India's Taxing Tax System

Why the GST Is an Overdue but Welcome Overhaul

A tax office in New Delhi, April 5, 2013. Mansi Thapliyal / Reuters

“India’s enormous market—a caged tiger—will now be unleashed,” said Anand Mahindra, chairman of the automobile manufacturer Mahindra & Mahindra Ltd., about the passage of a historic tax bill last week. At present, the country’s 29 states essentially dictate their own individual tax codes, a confounding system that has long tripped up inter-state commerce. But to the world’s surprise—not least India’s—this disorder could finally be coming to an end. After more than a decade of protracted negotiations, intense shuttle diplomacy, and close combat with vested interests, both houses of parliament unanimously passed the landmark Goods and Services Tax (GST) bill in a move analysts have called, “one of India’s most significant and ambitious reforms ever attempted.” At its core, the GST will replace a bevy of state and federal taxes with a single, unified tax on goods and services, bringing the country closer than ever before to a common market.
______
**Directive 1**
According to the article on India's tax system, how many states currently set their own individual tax codes?
______
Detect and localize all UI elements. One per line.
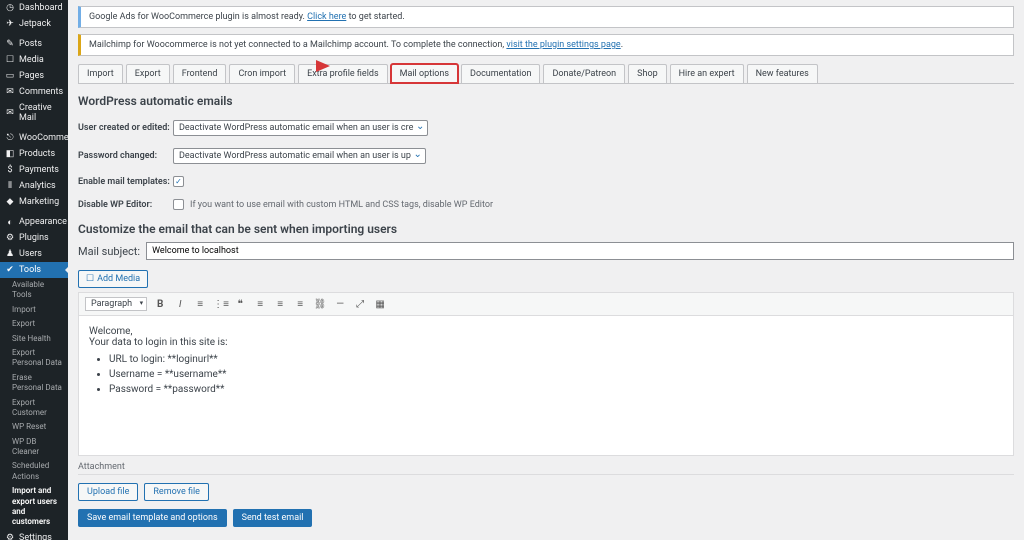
plugin-tabs: ImportExportFrontendCron importExtra pro… [78,64,1014,84]
menu-icon: ☐ [5,55,15,65]
notice-mailchimp: Mailchimp for Woocommerce is not yet con… [78,34,1014,56]
mail-subject-input[interactable] [146,242,1014,260]
sidebar-subitem[interactable]: Export Personal Data [0,346,68,371]
tab-hire-an-expert[interactable]: Hire an expert [670,64,744,83]
tab-documentation[interactable]: Documentation [461,64,540,83]
tab-cron-import[interactable]: Cron import [229,64,295,83]
menu-icon: $ [5,165,15,175]
sidebar-item[interactable]: ☐Media [0,52,68,68]
menu-icon: ✉ [5,108,15,118]
menu-icon: ◧ [5,149,15,159]
checkbox-enable-templates[interactable]: ✓ [173,176,184,187]
menu-icon: ▭ [5,71,15,81]
menu-icon: ⎋ [5,133,15,143]
sidebar-item[interactable]: ◧Products [0,146,68,162]
menu-icon: ✎ [5,39,15,49]
sidebar-item[interactable]: $Payments [0,162,68,178]
align-left-icon[interactable]: ≡ [253,299,267,310]
sidebar-subitem[interactable]: Export Customer [0,396,68,421]
sidebar-item[interactable]: ◆Marketing [0,194,68,210]
tab-shop[interactable]: Shop [628,64,667,83]
sidebar-item[interactable]: ✉Comments [0,84,68,100]
format-dropdown[interactable]: Paragraph [85,297,147,311]
section-title: WordPress automatic emails [78,94,1014,108]
sidebar-item[interactable]: ✉Creative Mail [0,100,68,126]
align-center-icon[interactable]: ≡ [273,299,287,310]
tab-donate-patreon[interactable]: Donate/Patreon [543,64,625,83]
notice-google-ads: Google Ads for WooCommerce plugin is alm… [78,6,1014,28]
sidebar-item[interactable]: ✈Jetpack [0,16,68,32]
menu-icon: ♟ [5,249,15,259]
main-content: Google Ads for WooCommerce plugin is alm… [68,0,1024,540]
menu-icon: ✈ [5,19,15,29]
sidebar-item[interactable]: ▭Pages [0,68,68,84]
menu-icon: ⚙ [5,233,15,243]
sidebar-item[interactable]: ✎Posts [0,36,68,52]
sidebar-item[interactable]: ⚙Plugins [0,230,68,246]
tab-frontend[interactable]: Frontend [173,64,227,83]
more-icon[interactable]: — [333,299,347,310]
menu-icon: ✉ [5,87,15,97]
fullscreen-icon[interactable]: ⤢ [353,299,367,310]
link-icon[interactable]: ⛓ [313,299,327,310]
select-password-changed[interactable]: Deactivate WordPress automatic email whe… [173,148,426,164]
toolbar-toggle-icon[interactable]: ▦ [373,299,387,310]
section-title: Customize the email that can be sent whe… [78,222,1014,236]
row-enable-templates: Enable mail templates: ✓ [78,176,1014,187]
menu-icon: ⚙ [5,533,15,540]
list-ol-icon[interactable]: ⋮≡ [213,299,227,310]
mail-body-editor[interactable]: Welcome, Your data to login in this site… [78,316,1014,456]
tab-mail-options[interactable]: Mail options [391,64,458,83]
send-test-button[interactable]: Send test email [233,509,313,527]
notice-link[interactable]: Click here [307,12,346,22]
admin-sidebar: ◷Dashboard✈Jetpack ✎Posts☐Media▭Pages✉Com… [0,0,68,540]
sidebar-subitem[interactable]: Import and export users and customers [0,484,68,530]
sidebar-item[interactable]: ⎋WooCommerce [0,130,68,146]
sidebar-subitem[interactable]: WP Reset [0,420,68,434]
menu-icon: ◷ [5,3,15,13]
menu-icon: ◆ [5,197,15,207]
notice-link[interactable]: visit the plugin settings page [506,40,620,50]
media-icon: ☐ [86,274,94,284]
sidebar-subitem[interactable]: Import [0,303,68,317]
italic-icon[interactable]: I [173,299,187,310]
sidebar-item[interactable]: ◐Appearance [0,214,68,230]
checkbox-disable-editor[interactable] [173,199,184,210]
sidebar-subitem[interactable]: WP DB Cleaner [0,435,68,460]
sidebar-subitem[interactable]: Erase Personal Data [0,371,68,396]
row-user-created: User created or edited: Deactivate WordP… [78,120,1014,136]
tab-export[interactable]: Export [126,64,170,83]
editor-toolbar: Paragraph B I ≡ ⋮≡ ❝ ≡ ≡ ≡ ⛓ — ⤢ ▦ [78,292,1014,316]
menu-icon: ✔ [5,265,15,275]
bold-icon[interactable]: B [153,299,167,310]
add-media-button[interactable]: ☐Add Media [78,270,148,288]
menu-icon: ⫴ [5,181,15,191]
remove-file-button[interactable]: Remove file [144,483,209,501]
sidebar-item[interactable]: ✔Tools [0,262,68,278]
tab-extra-profile-fields[interactable]: Extra profile fields [298,64,388,83]
tab-import[interactable]: Import [78,64,123,83]
sidebar-item[interactable]: ⚙Settings [0,530,68,540]
quote-icon[interactable]: ❝ [233,299,247,310]
upload-file-button[interactable]: Upload file [78,483,138,501]
sidebar-subitem[interactable]: Export [0,317,68,331]
sidebar-item[interactable]: ◷Dashboard [0,0,68,16]
list-ul-icon[interactable]: ≡ [193,299,207,310]
sidebar-item[interactable]: ⫴Analytics [0,178,68,194]
row-password-changed: Password changed: Deactivate WordPress a… [78,148,1014,164]
row-disable-editor: Disable WP Editor: If you want to use em… [78,199,1014,210]
red-arrow-icon [316,60,336,72]
attachment-label: Attachment [78,462,1014,472]
sidebar-item[interactable]: ♟Users [0,246,68,262]
align-right-icon[interactable]: ≡ [293,299,307,310]
sidebar-subitem[interactable]: Available Tools [0,278,68,303]
sidebar-subitem[interactable]: Site Health [0,332,68,346]
tab-new-features[interactable]: New features [747,64,818,83]
row-mail-subject: Mail subject: [78,242,1014,260]
select-user-created[interactable]: Deactivate WordPress automatic email whe… [173,120,428,136]
save-template-button[interactable]: Save email template and options [78,509,227,527]
sidebar-subitem[interactable]: Scheduled Actions [0,459,68,484]
menu-icon: ◐ [5,217,15,227]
______
**Directive 2**
Reproduce, character for character, everything in the records from the line containing "plugin-tabs: ImportExportFrontendCron importExtra" down to the line containing "sidebar-item[interactable]: ✉Creative Mail", including both of those lines.

**Result 1**
29

**Result 2**
plugin-tabs: ImportExportFrontendCron importExtra pro… [78,64,1014,84]
menu-icon: ☐ [5,55,15,65]
notice-mailchimp: Mailchimp for Woocommerce is not yet con… [78,34,1014,56]
mail-subject-input[interactable] [146,242,1014,260]
sidebar-subitem[interactable]: Export Personal Data [0,346,68,371]
tab-hire-an-expert[interactable]: Hire an expert [670,64,744,83]
tab-documentation[interactable]: Documentation [461,64,540,83]
tab-cron-import[interactable]: Cron import [229,64,295,83]
menu-icon: $ [5,165,15,175]
sidebar-item[interactable]: ☐Media [0,52,68,68]
menu-icon: ✉ [5,108,15,118]
menu-icon: ◧ [5,149,15,159]
checkbox-enable-templates[interactable]: ✓ [173,176,184,187]
menu-icon: ▭ [5,71,15,81]
menu-icon: ⎋ [5,133,15,143]
sidebar-item[interactable]: ◧Products [0,146,68,162]
menu-icon: ✎ [5,39,15,49]
sidebar-item[interactable]: $Payments [0,162,68,178]
align-left-icon[interactable]: ≡ [253,299,267,310]
sidebar-subitem[interactable]: Export Customer [0,396,68,421]
sidebar-item[interactable]: ◆Marketing [0,194,68,210]
tab-shop[interactable]: Shop [628,64,667,83]
sidebar-item[interactable]: ✉Comments [0,84,68,100]
format-dropdown[interactable]: Paragraph [85,297,147,311]
section-title: WordPress automatic emails [78,94,1014,108]
sidebar-item[interactable]: ✉Creative Mail [0,100,68,126]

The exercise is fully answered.